■ **PROBLEM STATEMENT**:
Filter the entries below, keeping every line that has the word "factor".

■ **RECORDS SUPPLIED**:
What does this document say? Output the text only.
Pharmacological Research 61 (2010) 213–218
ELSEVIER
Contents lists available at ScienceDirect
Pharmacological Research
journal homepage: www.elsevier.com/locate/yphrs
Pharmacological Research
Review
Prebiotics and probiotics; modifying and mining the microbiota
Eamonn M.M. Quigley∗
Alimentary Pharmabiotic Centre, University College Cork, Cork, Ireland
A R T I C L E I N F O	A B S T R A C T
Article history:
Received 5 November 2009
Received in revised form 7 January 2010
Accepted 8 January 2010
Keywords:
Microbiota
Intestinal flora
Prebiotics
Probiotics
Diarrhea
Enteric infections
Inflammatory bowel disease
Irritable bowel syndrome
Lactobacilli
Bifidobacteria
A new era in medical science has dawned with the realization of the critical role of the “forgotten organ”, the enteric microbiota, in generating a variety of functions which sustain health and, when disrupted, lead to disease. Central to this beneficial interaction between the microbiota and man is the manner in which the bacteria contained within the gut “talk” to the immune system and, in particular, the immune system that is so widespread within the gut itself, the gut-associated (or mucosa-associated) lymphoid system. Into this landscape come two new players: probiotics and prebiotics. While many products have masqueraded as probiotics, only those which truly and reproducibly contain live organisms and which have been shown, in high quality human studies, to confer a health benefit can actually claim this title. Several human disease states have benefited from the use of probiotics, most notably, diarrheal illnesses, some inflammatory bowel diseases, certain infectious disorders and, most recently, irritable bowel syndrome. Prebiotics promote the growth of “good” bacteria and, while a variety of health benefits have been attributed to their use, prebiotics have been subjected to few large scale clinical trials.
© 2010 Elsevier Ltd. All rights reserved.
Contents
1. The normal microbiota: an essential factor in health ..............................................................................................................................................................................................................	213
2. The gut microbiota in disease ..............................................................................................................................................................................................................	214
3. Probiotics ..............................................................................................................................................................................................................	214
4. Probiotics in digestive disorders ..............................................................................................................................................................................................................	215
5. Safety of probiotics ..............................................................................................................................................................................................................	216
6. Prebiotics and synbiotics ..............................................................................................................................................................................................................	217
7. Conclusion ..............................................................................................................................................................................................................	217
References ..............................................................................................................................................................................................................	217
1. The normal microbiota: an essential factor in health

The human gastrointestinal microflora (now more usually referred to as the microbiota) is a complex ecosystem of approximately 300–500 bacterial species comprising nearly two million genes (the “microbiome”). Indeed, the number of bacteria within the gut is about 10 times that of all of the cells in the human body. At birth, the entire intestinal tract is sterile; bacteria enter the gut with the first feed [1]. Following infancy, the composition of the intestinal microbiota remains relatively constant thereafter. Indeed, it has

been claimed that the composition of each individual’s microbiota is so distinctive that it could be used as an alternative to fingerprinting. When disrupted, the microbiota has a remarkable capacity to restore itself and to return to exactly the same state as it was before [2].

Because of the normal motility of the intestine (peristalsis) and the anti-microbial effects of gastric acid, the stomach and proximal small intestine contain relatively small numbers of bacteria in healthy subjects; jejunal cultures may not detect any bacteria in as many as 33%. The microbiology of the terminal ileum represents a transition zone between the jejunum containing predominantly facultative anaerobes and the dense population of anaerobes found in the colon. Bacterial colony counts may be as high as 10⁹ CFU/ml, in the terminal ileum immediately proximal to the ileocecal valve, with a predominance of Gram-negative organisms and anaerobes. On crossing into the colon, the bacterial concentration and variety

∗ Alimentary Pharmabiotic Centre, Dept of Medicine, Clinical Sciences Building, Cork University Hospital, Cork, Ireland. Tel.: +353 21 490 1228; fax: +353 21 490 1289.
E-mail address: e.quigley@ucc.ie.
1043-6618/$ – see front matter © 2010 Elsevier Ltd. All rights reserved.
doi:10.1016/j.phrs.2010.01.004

■ **PROBLEM SOLUTION**:
1. The normal microbiota: an essential factor in health ..............................................................................................................................................................................................................	213
1. The normal microbiota: an essential factor in health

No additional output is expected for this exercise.